'''

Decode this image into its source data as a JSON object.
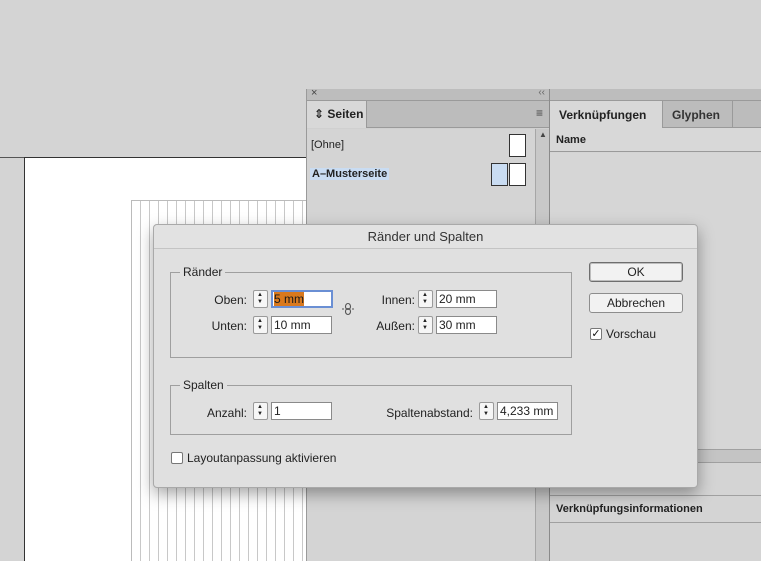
{
  "pages_panel": {
    "tab_label": "Seiten",
    "pages": [
      {
        "label": "[Ohne]",
        "selected": false
      },
      {
        "label": "A–Musterseite",
        "selected": true
      }
    ]
  },
  "links_panel": {
    "tabs": [
      "Verknüpfungen",
      "Glyphen"
    ],
    "column_header": "Name",
    "info_label": "Verknüpfungsinformationen"
  },
  "dialog": {
    "title": "Ränder und Spalten",
    "margins": {
      "legend": "Ränder",
      "oben_label": "Oben:",
      "oben_value": "5 mm",
      "unten_label": "Unten:",
      "unten_value": "10 mm",
      "innen_label": "Innen:",
      "innen_value": "20 mm",
      "aussen_label": "Außen:",
      "aussen_value": "30 mm"
    },
    "columns": {
      "legend": "Spalten",
      "anzahl_label": "Anzahl:",
      "anzahl_value": "1",
      "abstand_label": "Spaltenabstand:",
      "abstand_value": "4,233 mm"
    },
    "layout_adjust_label": "Layoutanpassung aktivieren",
    "layout_adjust_checked": false,
    "ok_label": "OK",
    "cancel_label": "Abbrechen",
    "preview_label": "Vorschau",
    "preview_checked": true
  },
  "colors": {
    "selection_highlight": "#d9791e",
    "focus_ring": "#6a8fd4",
    "selected_page": "#c9dcf2"
  }
}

'''

◆ **What you will do**
Reproduce the data word for word, excluding its pictures.

◆ **Completed task**
Decode this image into its source data as a JSON object.
{
  "pages_panel": {
    "tab_label": "Seiten",
    "pages": [
      {
        "label": "[Ohne]",
        "selected": false
      },
      {
        "label": "A–Musterseite",
        "selected": true
      }
    ]
  },
  "links_panel": {
    "tabs": [
      "Verknüpfungen",
      "Glyphen"
    ],
    "column_header": "Name",
    "info_label": "Verknüpfungsinformationen"
  },
  "dialog": {
    "title": "Ränder und Spalten",
    "margins": {
      "legend": "Ränder",
      "oben_label": "Oben:",
      "oben_value": "5 mm",
      "unten_label": "Unten:",
      "unten_value": "10 mm",
      "innen_label": "Innen:",
      "innen_value": "20 mm",
      "aussen_label": "Außen:",
      "aussen_value": "30 mm"
    },
    "columns": {
      "legend": "Spalten",
      "anzahl_label": "Anzahl:",
      "anzahl_value": "1",
      "abstand_label": "Spaltenabstand:",
      "abstand_value": "4,233 mm"
    },
    "layout_adjust_label": "Layoutanpassung aktivieren",
    "layout_adjust_checked": false,
    "ok_label": "OK",
    "cancel_label": "Abbrechen",
    "preview_label": "Vorschau",
    "preview_checked": true
  },
  "colors": {
    "selection_highlight": "#d9791e",
    "focus_ring": "#6a8fd4",
    "selected_page": "#c9dcf2"
  }
}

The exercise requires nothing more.